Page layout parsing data
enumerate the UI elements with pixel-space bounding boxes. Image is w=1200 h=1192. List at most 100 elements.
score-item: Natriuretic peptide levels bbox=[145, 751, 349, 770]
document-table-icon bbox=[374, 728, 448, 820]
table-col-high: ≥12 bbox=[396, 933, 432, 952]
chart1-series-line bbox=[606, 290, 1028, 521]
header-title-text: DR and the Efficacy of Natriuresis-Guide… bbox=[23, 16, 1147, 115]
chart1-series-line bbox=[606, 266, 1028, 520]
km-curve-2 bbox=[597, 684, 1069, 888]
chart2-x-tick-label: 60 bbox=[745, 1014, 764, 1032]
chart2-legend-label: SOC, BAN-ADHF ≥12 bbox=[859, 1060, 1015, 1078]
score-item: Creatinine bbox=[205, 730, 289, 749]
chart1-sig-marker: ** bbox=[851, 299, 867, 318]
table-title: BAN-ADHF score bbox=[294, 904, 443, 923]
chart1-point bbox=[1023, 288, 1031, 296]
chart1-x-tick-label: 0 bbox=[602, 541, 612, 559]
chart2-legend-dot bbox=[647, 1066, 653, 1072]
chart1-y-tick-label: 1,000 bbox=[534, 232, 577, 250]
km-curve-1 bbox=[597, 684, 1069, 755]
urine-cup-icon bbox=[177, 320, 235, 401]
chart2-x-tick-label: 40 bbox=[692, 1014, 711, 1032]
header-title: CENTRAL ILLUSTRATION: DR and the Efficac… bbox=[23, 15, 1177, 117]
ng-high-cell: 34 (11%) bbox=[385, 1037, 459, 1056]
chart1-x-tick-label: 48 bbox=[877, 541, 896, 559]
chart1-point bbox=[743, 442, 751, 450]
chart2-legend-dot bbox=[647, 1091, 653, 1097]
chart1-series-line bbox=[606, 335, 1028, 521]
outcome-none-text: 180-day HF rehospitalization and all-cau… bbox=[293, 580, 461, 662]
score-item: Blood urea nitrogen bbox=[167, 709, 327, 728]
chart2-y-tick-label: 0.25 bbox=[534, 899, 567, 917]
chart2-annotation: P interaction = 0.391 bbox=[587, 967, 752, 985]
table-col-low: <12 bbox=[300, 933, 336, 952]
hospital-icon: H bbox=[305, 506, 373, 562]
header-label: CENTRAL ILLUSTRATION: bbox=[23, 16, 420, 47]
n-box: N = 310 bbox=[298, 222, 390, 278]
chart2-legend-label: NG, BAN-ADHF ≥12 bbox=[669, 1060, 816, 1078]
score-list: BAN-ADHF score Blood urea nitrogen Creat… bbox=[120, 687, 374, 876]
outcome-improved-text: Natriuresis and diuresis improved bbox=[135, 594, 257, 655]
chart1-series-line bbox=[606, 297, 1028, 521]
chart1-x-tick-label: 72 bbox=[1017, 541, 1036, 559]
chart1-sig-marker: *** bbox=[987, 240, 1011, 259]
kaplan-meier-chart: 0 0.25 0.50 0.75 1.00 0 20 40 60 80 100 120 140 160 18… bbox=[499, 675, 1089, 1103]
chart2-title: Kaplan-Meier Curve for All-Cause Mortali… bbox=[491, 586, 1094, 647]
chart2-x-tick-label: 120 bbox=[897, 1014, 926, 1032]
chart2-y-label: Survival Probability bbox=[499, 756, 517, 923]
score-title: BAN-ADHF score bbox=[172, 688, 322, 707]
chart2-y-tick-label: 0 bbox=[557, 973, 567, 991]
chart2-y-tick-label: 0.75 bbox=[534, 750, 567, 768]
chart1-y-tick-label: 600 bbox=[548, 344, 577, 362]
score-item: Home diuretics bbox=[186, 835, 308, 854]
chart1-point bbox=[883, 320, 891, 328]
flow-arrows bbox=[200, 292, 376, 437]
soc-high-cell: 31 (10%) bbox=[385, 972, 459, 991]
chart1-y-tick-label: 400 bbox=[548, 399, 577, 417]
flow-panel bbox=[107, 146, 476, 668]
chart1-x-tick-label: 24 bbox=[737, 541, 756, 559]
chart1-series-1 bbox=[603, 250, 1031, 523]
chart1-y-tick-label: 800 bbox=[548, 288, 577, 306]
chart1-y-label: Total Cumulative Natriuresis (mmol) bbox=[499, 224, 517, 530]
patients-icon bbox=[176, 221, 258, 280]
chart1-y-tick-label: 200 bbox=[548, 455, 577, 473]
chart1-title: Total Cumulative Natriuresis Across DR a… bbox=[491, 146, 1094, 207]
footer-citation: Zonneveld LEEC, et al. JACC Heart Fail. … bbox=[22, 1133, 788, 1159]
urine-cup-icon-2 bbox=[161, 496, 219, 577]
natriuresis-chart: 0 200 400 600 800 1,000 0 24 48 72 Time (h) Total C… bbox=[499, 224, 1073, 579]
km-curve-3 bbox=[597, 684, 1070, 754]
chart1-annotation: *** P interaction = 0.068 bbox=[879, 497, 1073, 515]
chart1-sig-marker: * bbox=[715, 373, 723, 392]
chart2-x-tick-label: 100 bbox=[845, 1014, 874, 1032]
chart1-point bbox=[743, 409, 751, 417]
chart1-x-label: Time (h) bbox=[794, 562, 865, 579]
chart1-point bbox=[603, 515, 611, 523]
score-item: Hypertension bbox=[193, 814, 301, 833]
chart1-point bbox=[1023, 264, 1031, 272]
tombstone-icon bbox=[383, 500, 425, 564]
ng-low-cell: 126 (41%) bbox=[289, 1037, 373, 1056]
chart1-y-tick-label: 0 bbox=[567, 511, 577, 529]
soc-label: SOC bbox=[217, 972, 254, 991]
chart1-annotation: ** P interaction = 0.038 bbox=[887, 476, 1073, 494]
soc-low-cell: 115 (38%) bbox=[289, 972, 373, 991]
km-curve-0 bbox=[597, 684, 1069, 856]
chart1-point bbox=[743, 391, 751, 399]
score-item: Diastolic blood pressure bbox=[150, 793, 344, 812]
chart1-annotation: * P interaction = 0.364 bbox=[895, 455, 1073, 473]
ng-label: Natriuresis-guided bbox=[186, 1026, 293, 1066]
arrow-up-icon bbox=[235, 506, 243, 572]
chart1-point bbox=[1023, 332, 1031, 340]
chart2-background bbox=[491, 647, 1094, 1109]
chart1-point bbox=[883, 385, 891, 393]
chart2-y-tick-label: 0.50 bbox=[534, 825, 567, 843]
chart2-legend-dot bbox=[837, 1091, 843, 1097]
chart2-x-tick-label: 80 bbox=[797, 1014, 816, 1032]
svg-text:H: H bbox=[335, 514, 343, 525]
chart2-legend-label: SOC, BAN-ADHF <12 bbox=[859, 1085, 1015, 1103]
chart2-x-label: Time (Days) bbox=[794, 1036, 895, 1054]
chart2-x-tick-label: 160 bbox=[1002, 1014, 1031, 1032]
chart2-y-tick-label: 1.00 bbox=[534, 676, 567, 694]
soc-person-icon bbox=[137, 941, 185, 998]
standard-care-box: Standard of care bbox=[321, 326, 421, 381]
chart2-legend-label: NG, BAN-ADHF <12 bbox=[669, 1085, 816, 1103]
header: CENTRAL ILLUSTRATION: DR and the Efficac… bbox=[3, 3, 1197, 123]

- TASK STATEMENT -
Search the entries for the string "header" and copy each line where it occurs.

- YOUR RESPONSE -
header-title-text: DR and the Efficacy of Natriuresis-Guide… bbox=[23, 16, 1147, 115]
header-title: CENTRAL ILLUSTRATION: DR and the Efficac… bbox=[23, 15, 1177, 117]
header-label: CENTRAL ILLUSTRATION: bbox=[23, 16, 420, 47]
header: CENTRAL ILLUSTRATION: DR and the Efficac… bbox=[3, 3, 1197, 123]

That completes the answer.